TASK TO CARRY OUT: Print all of the data exactly.

INPUT MATERIAL:
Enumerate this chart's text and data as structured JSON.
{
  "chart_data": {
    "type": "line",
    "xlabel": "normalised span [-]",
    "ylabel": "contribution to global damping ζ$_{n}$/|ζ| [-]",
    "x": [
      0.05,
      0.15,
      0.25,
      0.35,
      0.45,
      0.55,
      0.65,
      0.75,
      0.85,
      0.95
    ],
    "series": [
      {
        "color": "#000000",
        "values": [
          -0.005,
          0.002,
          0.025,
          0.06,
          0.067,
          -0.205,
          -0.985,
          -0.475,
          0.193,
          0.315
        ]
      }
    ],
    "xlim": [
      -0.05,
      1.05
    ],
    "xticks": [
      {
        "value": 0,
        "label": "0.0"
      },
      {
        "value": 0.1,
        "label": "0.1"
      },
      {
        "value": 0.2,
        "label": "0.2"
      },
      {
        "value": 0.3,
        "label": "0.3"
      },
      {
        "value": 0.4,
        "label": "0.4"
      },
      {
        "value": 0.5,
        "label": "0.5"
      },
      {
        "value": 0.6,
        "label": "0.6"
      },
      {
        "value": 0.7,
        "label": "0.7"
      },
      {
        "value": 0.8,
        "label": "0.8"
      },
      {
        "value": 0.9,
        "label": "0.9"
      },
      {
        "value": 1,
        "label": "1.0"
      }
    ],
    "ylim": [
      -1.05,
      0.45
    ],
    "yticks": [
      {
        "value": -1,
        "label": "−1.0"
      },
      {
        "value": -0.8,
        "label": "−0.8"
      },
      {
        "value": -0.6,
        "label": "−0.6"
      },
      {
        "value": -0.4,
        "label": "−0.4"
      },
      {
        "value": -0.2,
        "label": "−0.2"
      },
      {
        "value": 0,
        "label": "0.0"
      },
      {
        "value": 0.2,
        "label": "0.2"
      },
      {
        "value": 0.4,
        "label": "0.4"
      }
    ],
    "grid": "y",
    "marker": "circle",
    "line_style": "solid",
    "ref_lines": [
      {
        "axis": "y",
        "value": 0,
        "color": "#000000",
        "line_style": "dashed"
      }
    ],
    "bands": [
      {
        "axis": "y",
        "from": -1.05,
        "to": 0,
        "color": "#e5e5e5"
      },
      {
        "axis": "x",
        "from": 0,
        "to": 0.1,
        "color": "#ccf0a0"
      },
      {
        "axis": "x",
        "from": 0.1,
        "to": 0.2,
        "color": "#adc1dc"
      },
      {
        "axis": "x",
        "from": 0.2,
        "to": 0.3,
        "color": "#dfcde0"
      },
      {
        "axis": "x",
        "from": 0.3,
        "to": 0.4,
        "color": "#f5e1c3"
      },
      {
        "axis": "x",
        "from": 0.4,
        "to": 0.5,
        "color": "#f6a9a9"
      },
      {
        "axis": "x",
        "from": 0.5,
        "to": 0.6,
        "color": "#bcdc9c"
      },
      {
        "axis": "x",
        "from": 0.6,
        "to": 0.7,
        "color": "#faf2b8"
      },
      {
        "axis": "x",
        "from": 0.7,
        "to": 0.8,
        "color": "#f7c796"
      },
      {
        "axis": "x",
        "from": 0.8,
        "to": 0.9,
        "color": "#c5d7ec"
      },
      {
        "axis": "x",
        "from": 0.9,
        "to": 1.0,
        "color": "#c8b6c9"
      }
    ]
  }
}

THE COMPLETED TASK:
Enumerate this chart's text and data as structured JSON.
{
  "chart_data": {
    "type": "line",
    "xlabel": "normalised span [-]",
    "ylabel": "contribution to global damping ζ$_{n}$/|ζ| [-]",
    "x": [
      0.05,
      0.15,
      0.25,
      0.35,
      0.45,
      0.55,
      0.65,
      0.75,
      0.85,
      0.95
    ],
    "series": [
      {
        "color": "#000000",
        "values": [
          -0.005,
          0.002,
          0.025,
          0.06,
          0.067,
          -0.205,
          -0.985,
          -0.475,
          0.193,
          0.315
        ]
      }
    ],
    "xlim": [
      -0.05,
      1.05
    ],
    "xticks": [
      {
        "value": 0,
        "label": "0.0"
      },
      {
        "value": 0.1,
        "label": "0.1"
      },
      {
        "value": 0.2,
        "label": "0.2"
      },
      {
        "value": 0.3,
        "label": "0.3"
      },
      {
        "value": 0.4,
        "label": "0.4"
      },
      {
        "value": 0.5,
        "label": "0.5"
      },
      {
        "value": 0.6,
        "label": "0.6"
      },
      {
        "value": 0.7,
        "label": "0.7"
      },
      {
        "value": 0.8,
        "label": "0.8"
      },
      {
        "value": 0.9,
        "label": "0.9"
      },
      {
        "value": 1,
        "label": "1.0"
      }
    ],
    "ylim": [
      -1.05,
      0.45
    ],
    "yticks": [
      {
        "value": -1,
        "label": "−1.0"
      },
      {
        "value": -0.8,
        "label": "−0.8"
      },
      {
        "value": -0.6,
        "label": "−0.6"
      },
      {
        "value": -0.4,
        "label": "−0.4"
      },
      {
        "value": -0.2,
        "label": "−0.2"
      },
      {
        "value": 0,
        "label": "0.0"
      },
      {
        "value": 0.2,
        "label": "0.2"
      },
      {
        "value": 0.4,
        "label": "0.4"
      }
    ],
    "grid": "y",
    "marker": "circle",
    "line_style": "solid",
    "ref_lines": [
      {
        "axis": "y",
        "value": 0,
        "color": "#000000",
        "line_style": "dashed"
      }
    ],
    "bands": [
      {
        "axis": "y",
        "from": -1.05,
        "to": 0,
        "color": "#e5e5e5"
      },
      {
        "axis": "x",
        "from": 0,
        "to": 0.1,
        "color": "#ccf0a0"
      },
      {
        "axis": "x",
        "from": 0.1,
        "to": 0.2,
        "color": "#adc1dc"
      },
      {
        "axis": "x",
        "from": 0.2,
        "to": 0.3,
        "color": "#dfcde0"
      },
      {
        "axis": "x",
        "from": 0.3,
        "to": 0.4,
        "color": "#f5e1c3"
      },
      {
        "axis": "x",
        "from": 0.4,
        "to": 0.5,
        "color": "#f6a9a9"
      },
      {
        "axis": "x",
        "from": 0.5,
        "to": 0.6,
        "color": "#bcdc9c"
      },
      {
        "axis": "x",
        "from": 0.6,
        "to": 0.7,
        "color": "#faf2b8"
      },
      {
        "axis": "x",
        "from": 0.7,
        "to": 0.8,
        "color": "#f7c796"
      },
      {
        "axis": "x",
        "from": 0.8,
        "to": 0.9,
        "color": "#c5d7ec"
      },
      {
        "axis": "x",
        "from": 0.9,
        "to": 1.0,
        "color": "#c8b6c9"
      }
    ]
  }
}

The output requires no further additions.